┌─ Dataset

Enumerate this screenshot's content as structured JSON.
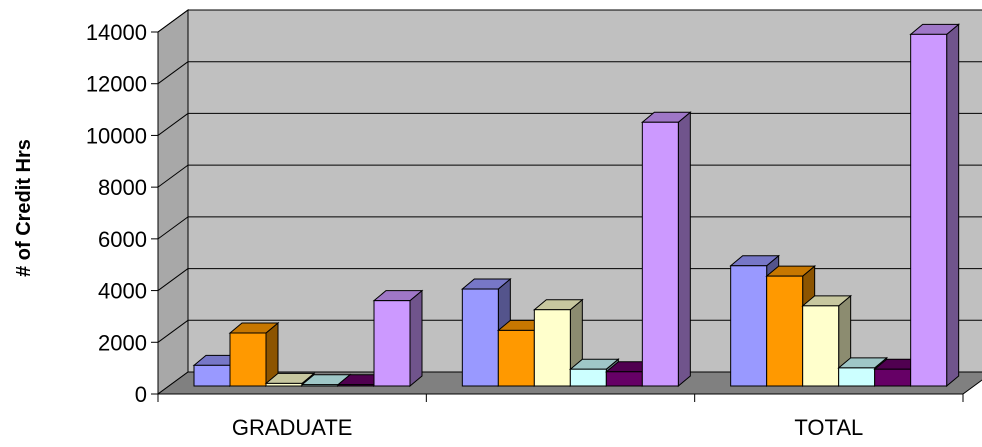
{
  "chart_data": {
    "type": "bar",
    "title": "",
    "xlabel": "",
    "ylabel": "# of Credit Hrs",
    "ylim": [
      0,
      14000
    ],
    "yticks": [
      0,
      2000,
      4000,
      6000,
      8000,
      10000,
      12000,
      14000
    ],
    "categories": [
      "GRADUATE",
      "",
      "TOTAL"
    ],
    "grid": true,
    "legend": "none",
    "series": [
      {
        "color": "#9999ff",
        "values": [
          800,
          3750,
          4650
        ]
      },
      {
        "color": "#ff9900",
        "values": [
          2050,
          2150,
          4250
        ]
      },
      {
        "color": "#ffffcc",
        "values": [
          100,
          2950,
          3100
        ]
      },
      {
        "color": "#ccffff",
        "values": [
          50,
          650,
          700
        ]
      },
      {
        "color": "#660066",
        "values": [
          50,
          550,
          650
        ]
      },
      {
        "color": "#cc99ff",
        "values": [
          3300,
          10200,
          13600
        ]
      }
    ]
  }
}
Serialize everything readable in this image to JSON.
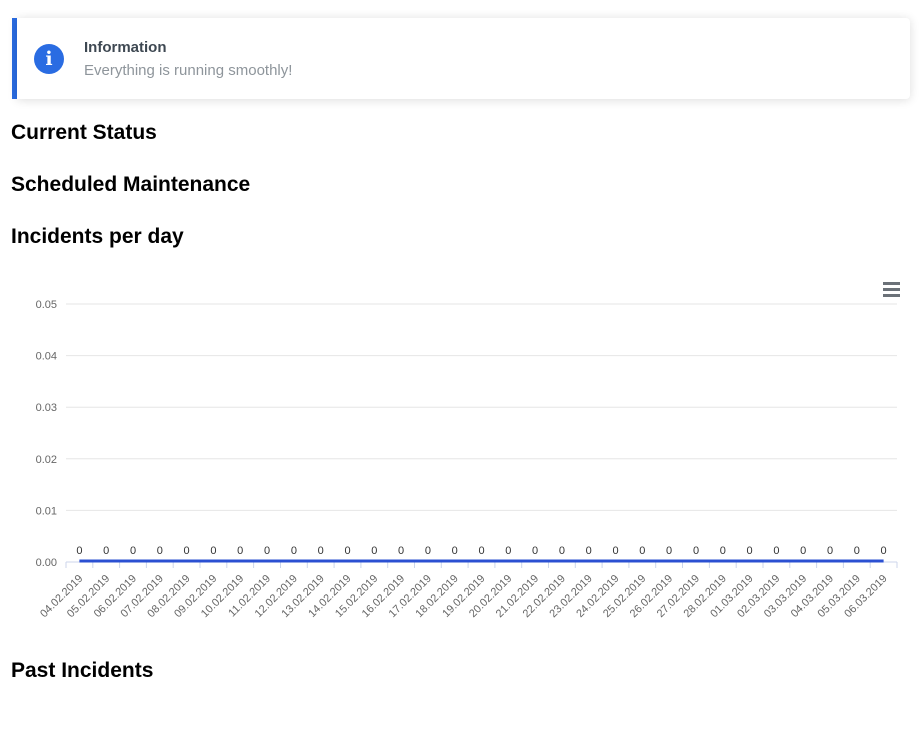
{
  "alert": {
    "title": "Information",
    "message": "Everything is running smoothly!",
    "icon_glyph": "i",
    "accent_color": "#2a6ce2"
  },
  "headings": {
    "current_status": "Current Status",
    "scheduled_maintenance": "Scheduled Maintenance",
    "incidents_per_day": "Incidents per day",
    "past_incidents": "Past Incidents"
  },
  "icons": {
    "info": "info-icon",
    "chart_menu": "hamburger-menu-icon"
  },
  "chart_data": {
    "type": "line",
    "title": "",
    "xlabel": "",
    "ylabel": "",
    "categories": [
      "04.02.2019",
      "05.02.2019",
      "06.02.2019",
      "07.02.2019",
      "08.02.2019",
      "09.02.2019",
      "10.02.2019",
      "11.02.2019",
      "12.02.2019",
      "13.02.2019",
      "14.02.2019",
      "15.02.2019",
      "16.02.2019",
      "17.02.2019",
      "18.02.2019",
      "19.02.2019",
      "20.02.2019",
      "21.02.2019",
      "22.02.2019",
      "23.02.2019",
      "24.02.2019",
      "25.02.2019",
      "26.02.2019",
      "27.02.2019",
      "28.02.2019",
      "01.03.2019",
      "02.03.2019",
      "03.03.2019",
      "04.03.2019",
      "05.03.2019",
      "06.03.2019"
    ],
    "values": [
      0,
      0,
      0,
      0,
      0,
      0,
      0,
      0,
      0,
      0,
      0,
      0,
      0,
      0,
      0,
      0,
      0,
      0,
      0,
      0,
      0,
      0,
      0,
      0,
      0,
      0,
      0,
      0,
      0,
      0,
      0
    ],
    "data_labels": true,
    "ylim": [
      0,
      0.05
    ],
    "ytick_labels": [
      "0.00",
      "0.01",
      "0.02",
      "0.03",
      "0.04",
      "0.05"
    ],
    "grid": true,
    "legend": "none",
    "colors": {
      "series": "#2b50d2",
      "grid": "#e6e6e6",
      "axis": "#ccd6eb",
      "tick": "#ccd6eb",
      "label": "#666666"
    }
  }
}
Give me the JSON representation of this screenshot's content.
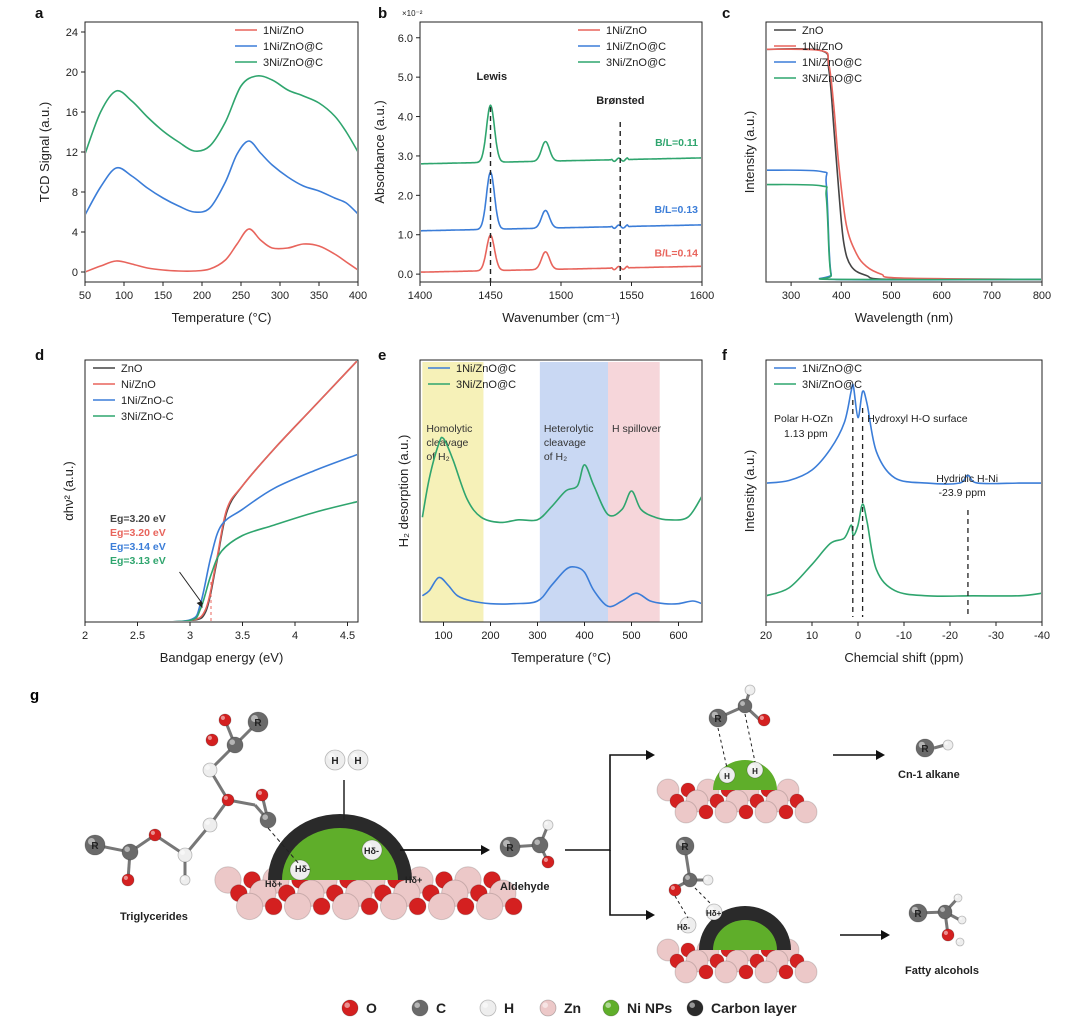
{
  "colors": {
    "red": "#e8645c",
    "blue": "#3b7dd8",
    "green": "#2fa56e",
    "black": "#444444",
    "yellow_band": "#f6f1b8",
    "blue_band": "#c9d8f3",
    "pink_band": "#f6d6da",
    "o_atom": "#d42020",
    "c_atom": "#6a6a6a",
    "h_atom": "#eeeeee",
    "zn_atom": "#ecc8c8",
    "ni_np": "#5fae2a",
    "carbon_layer": "#2a2a2a"
  },
  "chart_data": [
    {
      "panel": "a",
      "type": "line",
      "xlabel": "Temperature (°C)",
      "ylabel": "TCD Signal (a.u.)",
      "xlim": [
        50,
        400
      ],
      "ylim": [
        -1,
        25
      ],
      "xticks": [
        50,
        100,
        150,
        200,
        250,
        300,
        350,
        400
      ],
      "yticks": [
        0,
        4,
        8,
        12,
        16,
        20,
        24
      ],
      "legend": [
        "1Ni/ZnO",
        "1Ni/ZnO@C",
        "3Ni/ZnO@C"
      ],
      "series": [
        {
          "name": "1Ni/ZnO",
          "color": "red",
          "x": [
            50,
            70,
            90,
            110,
            130,
            150,
            170,
            190,
            210,
            230,
            245,
            260,
            275,
            290,
            310,
            330,
            350,
            370,
            385,
            400
          ],
          "y": [
            0,
            0.6,
            1.1,
            0.8,
            0.4,
            0.2,
            0.1,
            0.1,
            0.3,
            1.2,
            2.8,
            4.3,
            3.2,
            2.4,
            2.4,
            2.8,
            2.6,
            1.8,
            1.0,
            0.2
          ]
        },
        {
          "name": "1Ni/ZnO@C",
          "color": "blue",
          "x": [
            50,
            70,
            90,
            110,
            130,
            150,
            170,
            190,
            210,
            230,
            245,
            260,
            275,
            290,
            310,
            330,
            350,
            370,
            385,
            400
          ],
          "y": [
            5.7,
            8.5,
            10.4,
            9.6,
            8.4,
            7.4,
            6.6,
            6.0,
            6.4,
            9.0,
            11.8,
            13.1,
            11.9,
            10.7,
            9.5,
            8.6,
            8.1,
            7.4,
            6.9,
            5.8
          ]
        },
        {
          "name": "3Ni/ZnO@C",
          "color": "green",
          "x": [
            50,
            70,
            90,
            110,
            130,
            150,
            170,
            190,
            210,
            230,
            250,
            270,
            290,
            310,
            330,
            350,
            370,
            385,
            400
          ],
          "y": [
            11.8,
            16.0,
            18.1,
            17.1,
            15.5,
            14.1,
            13.0,
            12.1,
            12.6,
            15.0,
            18.6,
            19.6,
            19.2,
            18.2,
            17.6,
            16.9,
            15.6,
            14.0,
            12.0
          ]
        }
      ]
    },
    {
      "panel": "b",
      "type": "line",
      "xlabel": "Wavenumber (cm⁻¹)",
      "ylabel": "Absorbance (a.u.)",
      "yunit": "×10⁻²",
      "xlim": [
        1400,
        1600
      ],
      "ylim": [
        -0.2,
        6.4
      ],
      "xticks": [
        1400,
        1450,
        1500,
        1550,
        1600
      ],
      "yticks": [
        0.0,
        1.0,
        2.0,
        3.0,
        4.0,
        5.0,
        6.0
      ],
      "legend": [
        "1Ni/ZnO",
        "1Ni/ZnO@C",
        "3Ni/ZnO@C"
      ],
      "annotations": {
        "lewis": "Lewis",
        "bronsted": "Brønsted",
        "bl_green": "B/L=0.11",
        "bl_blue": "B/L=0.13",
        "bl_red": "B/L=0.14"
      },
      "lewis_x": 1450,
      "bronsted_x": 1542,
      "series": [
        {
          "name": "1Ni/ZnO",
          "color": "red",
          "baseline": 0.05,
          "peaks": [
            [
              1450,
              0.9,
              4
            ],
            [
              1489,
              0.45,
              4
            ]
          ],
          "tail": 0.15
        },
        {
          "name": "1Ni/ZnO@C",
          "color": "blue",
          "baseline": 1.1,
          "peaks": [
            [
              1450,
              1.45,
              4
            ],
            [
              1489,
              0.45,
              4
            ]
          ],
          "tail": 0.15
        },
        {
          "name": "3Ni/ZnO@C",
          "color": "green",
          "baseline": 2.8,
          "peaks": [
            [
              1450,
              1.45,
              4
            ],
            [
              1489,
              0.5,
              4
            ]
          ],
          "tail": 0.15
        }
      ]
    },
    {
      "panel": "c",
      "type": "line",
      "xlabel": "Wavelength (nm)",
      "ylabel": "Intensity (a.u.)",
      "xlim": [
        250,
        800
      ],
      "ylim": [
        0,
        1.0
      ],
      "xticks": [
        300,
        400,
        500,
        600,
        700,
        800
      ],
      "legend": [
        "ZnO",
        "1Ni/ZnO",
        "1Ni/ZnO@C",
        "3Ni/ZnO@C"
      ],
      "series": [
        {
          "name": "ZnO",
          "color": "black",
          "x": [
            250,
            360,
            375,
            385,
            395,
            405,
            420,
            450,
            500,
            800
          ],
          "y": [
            0.895,
            0.89,
            0.82,
            0.6,
            0.35,
            0.15,
            0.06,
            0.025,
            0.01,
            0.01
          ]
        },
        {
          "name": "1Ni/ZnO",
          "color": "red",
          "x": [
            250,
            360,
            375,
            385,
            395,
            410,
            430,
            450,
            480,
            520,
            800
          ],
          "y": [
            0.895,
            0.89,
            0.84,
            0.68,
            0.45,
            0.22,
            0.11,
            0.06,
            0.03,
            0.015,
            0.01
          ]
        },
        {
          "name": "1Ni/ZnO@C",
          "color": "blue",
          "x": [
            250,
            360,
            370,
            376,
            380,
            390,
            800
          ],
          "y": [
            0.43,
            0.425,
            0.38,
            0.12,
            0.03,
            0.01,
            0.01
          ]
        },
        {
          "name": "3Ni/ZnO@C",
          "color": "green",
          "x": [
            250,
            360,
            370,
            376,
            380,
            390,
            800
          ],
          "y": [
            0.375,
            0.37,
            0.33,
            0.1,
            0.025,
            0.01,
            0.01
          ]
        }
      ]
    },
    {
      "panel": "d",
      "type": "line",
      "xlabel": "Bandgap energy (eV)",
      "ylabel": "αhν² (a.u.)",
      "xlim": [
        2.0,
        4.6
      ],
      "ylim": [
        0,
        1.0
      ],
      "xticks": [
        2.0,
        2.5,
        3.0,
        3.5,
        4.0,
        4.5
      ],
      "legend": [
        "ZnO",
        "Ni/ZnO",
        "1Ni/ZnO-C",
        "3Ni/ZnO-C"
      ],
      "annotations": {
        "eg_black": "Eg=3.20 eV",
        "eg_red": "Eg=3.20 eV",
        "eg_blue": "Eg=3.14 eV",
        "eg_green": "Eg=3.13 eV"
      },
      "series": [
        {
          "name": "ZnO",
          "color": "black",
          "x": [
            2.6,
            3.0,
            3.15,
            3.25,
            3.35,
            3.5,
            3.8,
            4.2,
            4.6
          ],
          "y": [
            0,
            0.005,
            0.04,
            0.22,
            0.42,
            0.52,
            0.66,
            0.83,
            1.0
          ]
        },
        {
          "name": "Ni/ZnO",
          "color": "red",
          "x": [
            2.6,
            3.0,
            3.15,
            3.25,
            3.35,
            3.5,
            3.8,
            4.2,
            4.6
          ],
          "y": [
            0,
            0.005,
            0.05,
            0.23,
            0.43,
            0.52,
            0.66,
            0.83,
            1.0
          ]
        },
        {
          "name": "1Ni/ZnO-C",
          "color": "blue",
          "x": [
            2.6,
            3.0,
            3.1,
            3.2,
            3.3,
            3.5,
            3.8,
            4.2,
            4.6
          ],
          "y": [
            0,
            0.008,
            0.07,
            0.25,
            0.37,
            0.43,
            0.51,
            0.58,
            0.64
          ]
        },
        {
          "name": "3Ni/ZnO-C",
          "color": "green",
          "x": [
            2.6,
            3.0,
            3.1,
            3.2,
            3.3,
            3.5,
            3.8,
            4.2,
            4.6
          ],
          "y": [
            0,
            0.006,
            0.05,
            0.18,
            0.27,
            0.33,
            0.37,
            0.42,
            0.46
          ]
        }
      ]
    },
    {
      "panel": "e",
      "type": "line",
      "xlabel": "Temperature (°C)",
      "ylabel": "H₂ desorption (a.u.)",
      "xlim": [
        50,
        650
      ],
      "ylim": [
        0,
        1.0
      ],
      "xticks": [
        100,
        200,
        300,
        400,
        500,
        600
      ],
      "legend": [
        "1Ni/ZnO@C",
        "3Ni/ZnO@C"
      ],
      "bands": [
        {
          "label": "Homolytic cleavage of H₂",
          "from": 55,
          "to": 185,
          "color": "yellow_band"
        },
        {
          "label": "Heterolytic cleavage of H₂",
          "from": 305,
          "to": 450,
          "color": "blue_band"
        },
        {
          "label": "H spillover",
          "from": 450,
          "to": 560,
          "color": "pink_band"
        }
      ],
      "series": [
        {
          "name": "1Ni/ZnO@C",
          "color": "blue",
          "x": [
            55,
            70,
            90,
            110,
            130,
            160,
            200,
            250,
            300,
            330,
            360,
            380,
            400,
            420,
            450,
            480,
            510,
            540,
            570,
            600,
            630,
            650
          ],
          "y": [
            0.1,
            0.12,
            0.17,
            0.14,
            0.1,
            0.08,
            0.07,
            0.07,
            0.08,
            0.14,
            0.2,
            0.21,
            0.19,
            0.12,
            0.06,
            0.08,
            0.11,
            0.08,
            0.07,
            0.07,
            0.08,
            0.07
          ]
        },
        {
          "name": "3Ni/ZnO@C",
          "color": "green",
          "x": [
            55,
            70,
            90,
            100,
            120,
            150,
            180,
            220,
            260,
            300,
            330,
            360,
            385,
            400,
            420,
            450,
            480,
            500,
            520,
            550,
            580,
            620,
            650
          ],
          "y": [
            0.4,
            0.55,
            0.68,
            0.7,
            0.62,
            0.47,
            0.4,
            0.38,
            0.39,
            0.39,
            0.44,
            0.5,
            0.52,
            0.6,
            0.52,
            0.41,
            0.43,
            0.5,
            0.43,
            0.4,
            0.39,
            0.4,
            0.48
          ]
        }
      ]
    },
    {
      "panel": "f",
      "type": "line",
      "xlabel": "Chemcial shift (ppm)",
      "ylabel": "Intensity (a.u.)",
      "xlim": [
        20,
        -40
      ],
      "ylim": [
        0,
        1.0
      ],
      "xticks": [
        20,
        10,
        0,
        -10,
        -20,
        -30,
        -40
      ],
      "legend": [
        "1Ni/ZnO@C",
        "3Ni/ZnO@C"
      ],
      "annotations": {
        "polar": "Polar H-OZn",
        "polar_ppm": "1.13 ppm",
        "hydroxyl": "Hydroxyl H-O surface",
        "hydridic": "Hydridic H-Ni",
        "hydridic_ppm": "-23.9 ppm"
      },
      "series": [
        {
          "name": "1Ni/ZnO@C",
          "color": "blue",
          "x": [
            20,
            15,
            10,
            6,
            3,
            1.5,
            1,
            0,
            -1,
            -2,
            -4,
            -8,
            -15,
            -22,
            -23.9,
            -26,
            -35,
            -40
          ],
          "y": [
            0.53,
            0.54,
            0.58,
            0.66,
            0.76,
            0.88,
            0.9,
            0.78,
            0.88,
            0.83,
            0.65,
            0.55,
            0.53,
            0.53,
            0.56,
            0.53,
            0.53,
            0.53
          ]
        },
        {
          "name": "3Ni/ZnO@C",
          "color": "green",
          "x": [
            20,
            15,
            10,
            6,
            3,
            1.5,
            1,
            0,
            -1,
            -2,
            -4,
            -8,
            -15,
            -25,
            -35,
            -40
          ],
          "y": [
            0.1,
            0.13,
            0.22,
            0.3,
            0.32,
            0.37,
            0.33,
            0.37,
            0.45,
            0.38,
            0.2,
            0.12,
            0.1,
            0.1,
            0.1,
            0.11
          ]
        }
      ]
    }
  ],
  "panel_labels": [
    "a",
    "b",
    "c",
    "d",
    "e",
    "f",
    "g"
  ],
  "scheme": {
    "triglycerides": "Triglycerides",
    "aldehyde": "Aldehyde",
    "alkane": "Cn-1 alkane",
    "fatty_alcohols": "Fatty alcohols",
    "r": "R",
    "h": "H",
    "h_delta_minus": "Hδ-",
    "h_delta_plus": "Hδ+",
    "legend": [
      "O",
      "C",
      "H",
      "Zn",
      "Ni NPs",
      "Carbon layer"
    ]
  }
}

└─

Collect each line of the entries that has the word "screenshot", copying it in full.

Result of this exercise:
Enumerate this screenshot's content as structured JSON.
Give me the JSON representation of this screenshot's content.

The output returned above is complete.